**Task objective:**
Below are records to transcribe exactly, without their pictures.
——
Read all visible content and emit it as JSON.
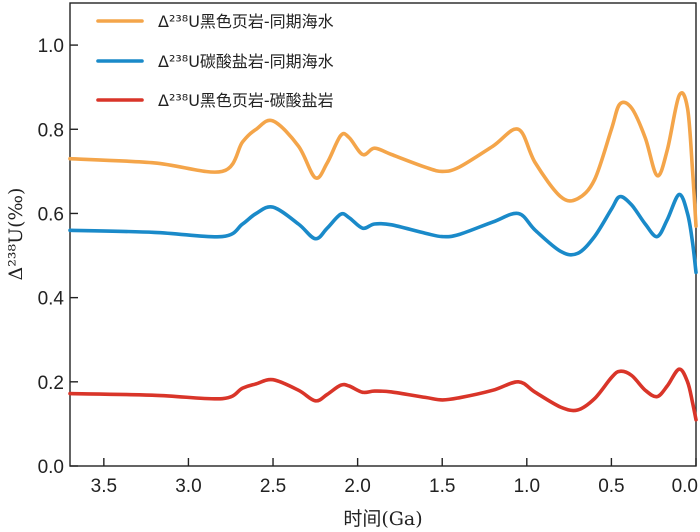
{
  "chart_data": {
    "type": "line",
    "xlabel": "时间(Ga)",
    "ylabel": "Δ²³⁸U(‰)",
    "xlim": [
      3.7,
      0.0
    ],
    "ylim": [
      0.0,
      1.1
    ],
    "x_reversed": true,
    "xticks": [
      "3.5",
      "3.0",
      "2.5",
      "2.0",
      "1.5",
      "1.0",
      "0.5",
      "0.0"
    ],
    "yticks": [
      "0.0",
      "0.2",
      "0.4",
      "0.6",
      "0.8",
      "1.0"
    ],
    "grid": false,
    "legend_position": "top-left",
    "series": [
      {
        "name": "Δ²³⁸U黑色页岩-同期海水",
        "color": "#F4A54A",
        "x": [
          3.7,
          3.2,
          2.8,
          2.68,
          2.6,
          2.5,
          2.35,
          2.25,
          2.18,
          2.1,
          2.05,
          1.97,
          1.9,
          1.8,
          1.6,
          1.5,
          1.4,
          1.2,
          1.05,
          0.95,
          0.8,
          0.7,
          0.6,
          0.5,
          0.45,
          0.38,
          0.3,
          0.23,
          0.17,
          0.1,
          0.05,
          0.02,
          0.0
        ],
        "values": [
          0.73,
          0.72,
          0.7,
          0.77,
          0.8,
          0.82,
          0.76,
          0.685,
          0.72,
          0.785,
          0.78,
          0.74,
          0.755,
          0.74,
          0.71,
          0.7,
          0.71,
          0.76,
          0.8,
          0.72,
          0.64,
          0.635,
          0.68,
          0.8,
          0.86,
          0.85,
          0.78,
          0.69,
          0.75,
          0.88,
          0.85,
          0.7,
          0.57
        ]
      },
      {
        "name": "Δ²³⁸U碳酸盐岩-同期海水",
        "color": "#1A8AC9",
        "x": [
          3.7,
          3.2,
          2.8,
          2.68,
          2.6,
          2.5,
          2.35,
          2.25,
          2.18,
          2.1,
          2.05,
          1.97,
          1.9,
          1.8,
          1.6,
          1.5,
          1.4,
          1.2,
          1.05,
          0.95,
          0.8,
          0.7,
          0.6,
          0.5,
          0.45,
          0.38,
          0.3,
          0.23,
          0.17,
          0.1,
          0.05,
          0.02,
          0.0
        ],
        "values": [
          0.56,
          0.555,
          0.545,
          0.575,
          0.6,
          0.615,
          0.575,
          0.54,
          0.565,
          0.598,
          0.59,
          0.565,
          0.575,
          0.573,
          0.553,
          0.545,
          0.55,
          0.58,
          0.6,
          0.56,
          0.51,
          0.505,
          0.545,
          0.61,
          0.64,
          0.62,
          0.575,
          0.545,
          0.585,
          0.645,
          0.6,
          0.53,
          0.46
        ]
      },
      {
        "name": "Δ²³⁸U黑色页岩-碳酸盐岩",
        "color": "#D93529",
        "x": [
          3.7,
          3.2,
          2.8,
          2.68,
          2.6,
          2.5,
          2.35,
          2.25,
          2.18,
          2.1,
          2.05,
          1.97,
          1.9,
          1.8,
          1.6,
          1.5,
          1.4,
          1.2,
          1.05,
          0.95,
          0.8,
          0.7,
          0.6,
          0.5,
          0.45,
          0.38,
          0.3,
          0.23,
          0.17,
          0.1,
          0.05,
          0.02,
          0.0
        ],
        "values": [
          0.172,
          0.168,
          0.16,
          0.185,
          0.195,
          0.205,
          0.18,
          0.155,
          0.17,
          0.192,
          0.19,
          0.175,
          0.178,
          0.176,
          0.163,
          0.157,
          0.162,
          0.18,
          0.2,
          0.175,
          0.14,
          0.133,
          0.16,
          0.21,
          0.225,
          0.215,
          0.18,
          0.165,
          0.19,
          0.23,
          0.2,
          0.15,
          0.11
        ]
      }
    ]
  }
}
——
**Complete response:**
Read all visible content and emit it as JSON.
{
  "chart_data": {
    "type": "line",
    "xlabel": "时间(Ga)",
    "ylabel": "Δ²³⁸U(‰)",
    "xlim": [
      3.7,
      0.0
    ],
    "ylim": [
      0.0,
      1.1
    ],
    "x_reversed": true,
    "xticks": [
      "3.5",
      "3.0",
      "2.5",
      "2.0",
      "1.5",
      "1.0",
      "0.5",
      "0.0"
    ],
    "yticks": [
      "0.0",
      "0.2",
      "0.4",
      "0.6",
      "0.8",
      "1.0"
    ],
    "grid": false,
    "legend_position": "top-left",
    "series": [
      {
        "name": "Δ²³⁸U黑色页岩-同期海水",
        "color": "#F4A54A",
        "x": [
          3.7,
          3.2,
          2.8,
          2.68,
          2.6,
          2.5,
          2.35,
          2.25,
          2.18,
          2.1,
          2.05,
          1.97,
          1.9,
          1.8,
          1.6,
          1.5,
          1.4,
          1.2,
          1.05,
          0.95,
          0.8,
          0.7,
          0.6,
          0.5,
          0.45,
          0.38,
          0.3,
          0.23,
          0.17,
          0.1,
          0.05,
          0.02,
          0.0
        ],
        "values": [
          0.73,
          0.72,
          0.7,
          0.77,
          0.8,
          0.82,
          0.76,
          0.685,
          0.72,
          0.785,
          0.78,
          0.74,
          0.755,
          0.74,
          0.71,
          0.7,
          0.71,
          0.76,
          0.8,
          0.72,
          0.64,
          0.635,
          0.68,
          0.8,
          0.86,
          0.85,
          0.78,
          0.69,
          0.75,
          0.88,
          0.85,
          0.7,
          0.57
        ]
      },
      {
        "name": "Δ²³⁸U碳酸盐岩-同期海水",
        "color": "#1A8AC9",
        "x": [
          3.7,
          3.2,
          2.8,
          2.68,
          2.6,
          2.5,
          2.35,
          2.25,
          2.18,
          2.1,
          2.05,
          1.97,
          1.9,
          1.8,
          1.6,
          1.5,
          1.4,
          1.2,
          1.05,
          0.95,
          0.8,
          0.7,
          0.6,
          0.5,
          0.45,
          0.38,
          0.3,
          0.23,
          0.17,
          0.1,
          0.05,
          0.02,
          0.0
        ],
        "values": [
          0.56,
          0.555,
          0.545,
          0.575,
          0.6,
          0.615,
          0.575,
          0.54,
          0.565,
          0.598,
          0.59,
          0.565,
          0.575,
          0.573,
          0.553,
          0.545,
          0.55,
          0.58,
          0.6,
          0.56,
          0.51,
          0.505,
          0.545,
          0.61,
          0.64,
          0.62,
          0.575,
          0.545,
          0.585,
          0.645,
          0.6,
          0.53,
          0.46
        ]
      },
      {
        "name": "Δ²³⁸U黑色页岩-碳酸盐岩",
        "color": "#D93529",
        "x": [
          3.7,
          3.2,
          2.8,
          2.68,
          2.6,
          2.5,
          2.35,
          2.25,
          2.18,
          2.1,
          2.05,
          1.97,
          1.9,
          1.8,
          1.6,
          1.5,
          1.4,
          1.2,
          1.05,
          0.95,
          0.8,
          0.7,
          0.6,
          0.5,
          0.45,
          0.38,
          0.3,
          0.23,
          0.17,
          0.1,
          0.05,
          0.02,
          0.0
        ],
        "values": [
          0.172,
          0.168,
          0.16,
          0.185,
          0.195,
          0.205,
          0.18,
          0.155,
          0.17,
          0.192,
          0.19,
          0.175,
          0.178,
          0.176,
          0.163,
          0.157,
          0.162,
          0.18,
          0.2,
          0.175,
          0.14,
          0.133,
          0.16,
          0.21,
          0.225,
          0.215,
          0.18,
          0.165,
          0.19,
          0.23,
          0.2,
          0.15,
          0.11
        ]
      }
    ]
  }
}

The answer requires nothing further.